*Prompt*.
All of the data must be printed exactly; please include every line.

○ ○ ○ ○ ○

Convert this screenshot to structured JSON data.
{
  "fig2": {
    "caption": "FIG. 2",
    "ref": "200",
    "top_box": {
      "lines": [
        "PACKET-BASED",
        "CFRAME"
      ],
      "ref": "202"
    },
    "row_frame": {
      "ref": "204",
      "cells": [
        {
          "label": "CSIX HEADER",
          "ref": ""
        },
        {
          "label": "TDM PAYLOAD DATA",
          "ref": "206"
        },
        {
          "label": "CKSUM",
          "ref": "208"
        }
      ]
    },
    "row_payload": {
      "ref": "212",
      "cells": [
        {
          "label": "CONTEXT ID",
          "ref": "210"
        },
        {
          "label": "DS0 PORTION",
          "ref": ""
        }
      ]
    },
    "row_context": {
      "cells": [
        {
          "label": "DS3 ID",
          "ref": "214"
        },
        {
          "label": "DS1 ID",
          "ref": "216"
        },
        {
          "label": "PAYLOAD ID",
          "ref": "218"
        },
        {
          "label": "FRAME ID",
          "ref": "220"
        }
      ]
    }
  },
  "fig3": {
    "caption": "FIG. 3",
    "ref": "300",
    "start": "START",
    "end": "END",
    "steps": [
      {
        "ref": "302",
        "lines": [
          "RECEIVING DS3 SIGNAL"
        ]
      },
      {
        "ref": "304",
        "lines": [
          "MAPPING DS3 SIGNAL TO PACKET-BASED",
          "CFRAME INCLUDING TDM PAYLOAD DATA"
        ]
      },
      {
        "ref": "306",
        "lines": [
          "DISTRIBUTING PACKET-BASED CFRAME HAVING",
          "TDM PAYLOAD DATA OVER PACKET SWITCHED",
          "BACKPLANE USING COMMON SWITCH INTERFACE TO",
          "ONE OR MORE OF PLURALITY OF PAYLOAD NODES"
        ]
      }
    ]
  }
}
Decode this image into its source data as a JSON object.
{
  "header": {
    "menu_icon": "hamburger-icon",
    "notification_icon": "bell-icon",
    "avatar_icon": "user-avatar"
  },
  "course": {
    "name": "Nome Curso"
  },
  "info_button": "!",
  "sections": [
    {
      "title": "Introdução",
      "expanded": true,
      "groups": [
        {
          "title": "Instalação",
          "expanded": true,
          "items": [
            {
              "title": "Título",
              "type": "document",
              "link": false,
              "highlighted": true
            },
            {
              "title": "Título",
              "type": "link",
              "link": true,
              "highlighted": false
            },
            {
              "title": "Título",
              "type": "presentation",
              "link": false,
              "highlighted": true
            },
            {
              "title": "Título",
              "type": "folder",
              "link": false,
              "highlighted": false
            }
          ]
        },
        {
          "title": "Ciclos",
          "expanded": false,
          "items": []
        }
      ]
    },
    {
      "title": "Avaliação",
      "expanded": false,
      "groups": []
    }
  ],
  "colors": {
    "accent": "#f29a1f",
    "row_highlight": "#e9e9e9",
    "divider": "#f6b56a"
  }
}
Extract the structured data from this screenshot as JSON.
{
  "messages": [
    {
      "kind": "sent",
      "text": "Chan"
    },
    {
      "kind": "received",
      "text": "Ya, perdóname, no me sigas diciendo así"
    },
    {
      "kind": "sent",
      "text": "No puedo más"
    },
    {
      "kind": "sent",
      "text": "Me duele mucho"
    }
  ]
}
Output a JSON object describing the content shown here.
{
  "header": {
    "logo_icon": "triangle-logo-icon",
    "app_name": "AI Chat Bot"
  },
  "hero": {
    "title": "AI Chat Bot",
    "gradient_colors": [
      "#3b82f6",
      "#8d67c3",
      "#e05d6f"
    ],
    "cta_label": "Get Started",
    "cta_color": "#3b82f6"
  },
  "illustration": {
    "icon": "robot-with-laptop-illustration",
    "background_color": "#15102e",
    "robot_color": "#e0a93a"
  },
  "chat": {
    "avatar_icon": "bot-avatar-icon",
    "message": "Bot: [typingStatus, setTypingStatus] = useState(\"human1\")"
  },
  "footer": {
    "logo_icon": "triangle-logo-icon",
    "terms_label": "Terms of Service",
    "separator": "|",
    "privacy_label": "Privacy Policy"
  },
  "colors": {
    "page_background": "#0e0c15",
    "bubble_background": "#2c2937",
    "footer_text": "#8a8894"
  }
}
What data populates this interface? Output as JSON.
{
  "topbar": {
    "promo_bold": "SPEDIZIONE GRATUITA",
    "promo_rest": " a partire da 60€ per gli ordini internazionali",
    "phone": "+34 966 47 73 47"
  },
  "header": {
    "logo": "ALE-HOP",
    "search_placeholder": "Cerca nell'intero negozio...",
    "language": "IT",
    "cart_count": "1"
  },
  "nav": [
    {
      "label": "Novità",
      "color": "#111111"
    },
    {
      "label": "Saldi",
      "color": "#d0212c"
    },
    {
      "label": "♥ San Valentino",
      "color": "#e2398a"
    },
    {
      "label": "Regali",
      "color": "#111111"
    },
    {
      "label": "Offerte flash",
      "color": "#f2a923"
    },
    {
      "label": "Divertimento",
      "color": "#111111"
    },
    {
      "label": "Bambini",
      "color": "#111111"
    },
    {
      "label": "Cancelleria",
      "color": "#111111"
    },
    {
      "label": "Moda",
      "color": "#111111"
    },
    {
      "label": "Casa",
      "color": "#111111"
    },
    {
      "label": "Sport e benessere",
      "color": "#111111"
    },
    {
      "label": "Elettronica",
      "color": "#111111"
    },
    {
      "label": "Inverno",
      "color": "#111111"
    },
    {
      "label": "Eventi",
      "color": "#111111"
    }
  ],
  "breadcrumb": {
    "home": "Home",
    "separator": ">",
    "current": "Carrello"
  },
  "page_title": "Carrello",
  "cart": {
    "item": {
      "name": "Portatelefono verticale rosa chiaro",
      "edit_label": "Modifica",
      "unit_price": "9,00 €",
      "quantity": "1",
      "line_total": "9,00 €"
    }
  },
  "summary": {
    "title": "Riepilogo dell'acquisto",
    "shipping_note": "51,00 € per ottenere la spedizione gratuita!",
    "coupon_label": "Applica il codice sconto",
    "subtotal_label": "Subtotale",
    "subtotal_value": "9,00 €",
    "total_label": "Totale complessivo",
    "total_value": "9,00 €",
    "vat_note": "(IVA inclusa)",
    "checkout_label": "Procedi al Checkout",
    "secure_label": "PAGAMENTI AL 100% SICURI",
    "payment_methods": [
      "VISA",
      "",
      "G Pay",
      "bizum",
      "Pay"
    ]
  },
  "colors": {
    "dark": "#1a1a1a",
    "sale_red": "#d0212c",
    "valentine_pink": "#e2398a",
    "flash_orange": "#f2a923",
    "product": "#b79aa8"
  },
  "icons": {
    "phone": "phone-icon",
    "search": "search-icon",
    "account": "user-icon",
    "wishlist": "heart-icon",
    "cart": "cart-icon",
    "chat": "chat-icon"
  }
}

○ ○ ○ ○ ○

*Task result*.
Convert this screenshot to structured JSON data.
{
  "fig2": {
    "caption": "FIG. 2",
    "ref": "200",
    "top_box": {
      "lines": [
        "PACKET-BASED",
        "CFRAME"
      ],
      "ref": "202"
    },
    "row_frame": {
      "ref": "204",
      "cells": [
        {
          "label": "CSIX HEADER",
          "ref": ""
        },
        {
          "label": "TDM PAYLOAD DATA",
          "ref": "206"
        },
        {
          "label": "CKSUM",
          "ref": "208"
        }
      ]
    },
    "row_payload": {
      "ref": "212",
      "cells": [
        {
          "label": "CONTEXT ID",
          "ref": "210"
        },
        {
          "label": "DS0 PORTION",
          "ref": ""
        }
      ]
    },
    "row_context": {
      "cells": [
        {
          "label": "DS3 ID",
          "ref": "214"
        },
        {
          "label": "DS1 ID",
          "ref": "216"
        },
        {
          "label": "PAYLOAD ID",
          "ref": "218"
        },
        {
          "label": "FRAME ID",
          "ref": "220"
        }
      ]
    }
  },
  "fig3": {
    "caption": "FIG. 3",
    "ref": "300",
    "start": "START",
    "end": "END",
    "steps": [
      {
        "ref": "302",
        "lines": [
          "RECEIVING DS3 SIGNAL"
        ]
      },
      {
        "ref": "304",
        "lines": [
          "MAPPING DS3 SIGNAL TO PACKET-BASED",
          "CFRAME INCLUDING TDM PAYLOAD DATA"
        ]
      },
      {
        "ref": "306",
        "lines": [
          "DISTRIBUTING PACKET-BASED CFRAME HAVING",
          "TDM PAYLOAD DATA OVER PACKET SWITCHED",
          "BACKPLANE USING COMMON SWITCH INTERFACE TO",
          "ONE OR MORE OF PLURALITY OF PAYLOAD NODES"
        ]
      }
    ]
  }
}
Decode this image into its source data as a JSON object.
{
  "header": {
    "menu_icon": "hamburger-icon",
    "notification_icon": "bell-icon",
    "avatar_icon": "user-avatar"
  },
  "course": {
    "name": "Nome Curso"
  },
  "info_button": "!",
  "sections": [
    {
      "title": "Introdução",
      "expanded": true,
      "groups": [
        {
          "title": "Instalação",
          "expanded": true,
          "items": [
            {
              "title": "Título",
              "type": "document",
              "link": false,
              "highlighted": true
            },
            {
              "title": "Título",
              "type": "link",
              "link": true,
              "highlighted": false
            },
            {
              "title": "Título",
              "type": "presentation",
              "link": false,
              "highlighted": true
            },
            {
              "title": "Título",
              "type": "folder",
              "link": false,
              "highlighted": false
            }
          ]
        },
        {
          "title": "Ciclos",
          "expanded": false,
          "items": []
        }
      ]
    },
    {
      "title": "Avaliação",
      "expanded": false,
      "groups": []
    }
  ],
  "colors": {
    "accent": "#f29a1f",
    "row_highlight": "#e9e9e9",
    "divider": "#f6b56a"
  }
}
Extract the structured data from this screenshot as JSON.
{
  "messages": [
    {
      "kind": "sent",
      "text": "Chan"
    },
    {
      "kind": "received",
      "text": "Ya, perdóname, no me sigas diciendo así"
    },
    {
      "kind": "sent",
      "text": "No puedo más"
    },
    {
      "kind": "sent",
      "text": "Me duele mucho"
    }
  ]
}
Output a JSON object describing the content shown here.
{
  "header": {
    "logo_icon": "triangle-logo-icon",
    "app_name": "AI Chat Bot"
  },
  "hero": {
    "title": "AI Chat Bot",
    "gradient_colors": [
      "#3b82f6",
      "#8d67c3",
      "#e05d6f"
    ],
    "cta_label": "Get Started",
    "cta_color": "#3b82f6"
  },
  "illustration": {
    "icon": "robot-with-laptop-illustration",
    "background_color": "#15102e",
    "robot_color": "#e0a93a"
  },
  "chat": {
    "avatar_icon": "bot-avatar-icon",
    "message": "Bot: [typingStatus, setTypingStatus] = useState(\"human1\")"
  },
  "footer": {
    "logo_icon": "triangle-logo-icon",
    "terms_label": "Terms of Service",
    "separator": "|",
    "privacy_label": "Privacy Policy"
  },
  "colors": {
    "page_background": "#0e0c15",
    "bubble_background": "#2c2937",
    "footer_text": "#8a8894"
  }
}
What data populates this interface? Output as JSON.
{
  "topbar": {
    "promo_bold": "SPEDIZIONE GRATUITA",
    "promo_rest": " a partire da 60€ per gli ordini internazionali",
    "phone": "+34 966 47 73 47"
  },
  "header": {
    "logo": "ALE-HOP",
    "search_placeholder": "Cerca nell'intero negozio...",
    "language": "IT",
    "cart_count": "1"
  },
  "nav": [
    {
      "label": "Novità",
      "color": "#111111"
    },
    {
      "label": "Saldi",
      "color": "#d0212c"
    },
    {
      "label": "♥ San Valentino",
      "color": "#e2398a"
    },
    {
      "label": "Regali",
      "color": "#111111"
    },
    {
      "label": "Offerte flash",
      "color": "#f2a923"
    },
    {
      "label": "Divertimento",
      "color": "#111111"
    },
    {
      "label": "Bambini",
      "color": "#111111"
    },
    {
      "label": "Cancelleria",
      "color": "#111111"
    },
    {
      "label": "Moda",
      "color": "#111111"
    },
    {
      "label": "Casa",
      "color": "#111111"
    },
    {
      "label": "Sport e benessere",
      "color": "#111111"
    },
    {
      "label": "Elettronica",
      "color": "#111111"
    },
    {
      "label": "Inverno",
      "color": "#111111"
    },
    {
      "label": "Eventi",
      "color": "#111111"
    }
  ],
  "breadcrumb": {
    "home": "Home",
    "separator": ">",
    "current": "Carrello"
  },
  "page_title": "Carrello",
  "cart": {
    "item": {
      "name": "Portatelefono verticale rosa chiaro",
      "edit_label": "Modifica",
      "unit_price": "9,00 €",
      "quantity": "1",
      "line_total": "9,00 €"
    }
  },
  "summary": {
    "title": "Riepilogo dell'acquisto",
    "shipping_note": "51,00 € per ottenere la spedizione gratuita!",
    "coupon_label": "Applica il codice sconto",
    "subtotal_label": "Subtotale",
    "subtotal_value": "9,00 €",
    "total_label": "Totale complessivo",
    "total_value": "9,00 €",
    "vat_note": "(IVA inclusa)",
    "checkout_label": "Procedi al Checkout",
    "secure_label": "PAGAMENTI AL 100% SICURI",
    "payment_methods": [
      "VISA",
      "",
      "G Pay",
      "bizum",
      "Pay"
    ]
  },
  "colors": {
    "dark": "#1a1a1a",
    "sale_red": "#d0212c",
    "valentine_pink": "#e2398a",
    "flash_orange": "#f2a923",
    "product": "#b79aa8"
  },
  "icons": {
    "phone": "phone-icon",
    "search": "search-icon",
    "account": "user-icon",
    "wishlist": "heart-icon",
    "cart": "cart-icon",
    "chat": "chat-icon"
  }
}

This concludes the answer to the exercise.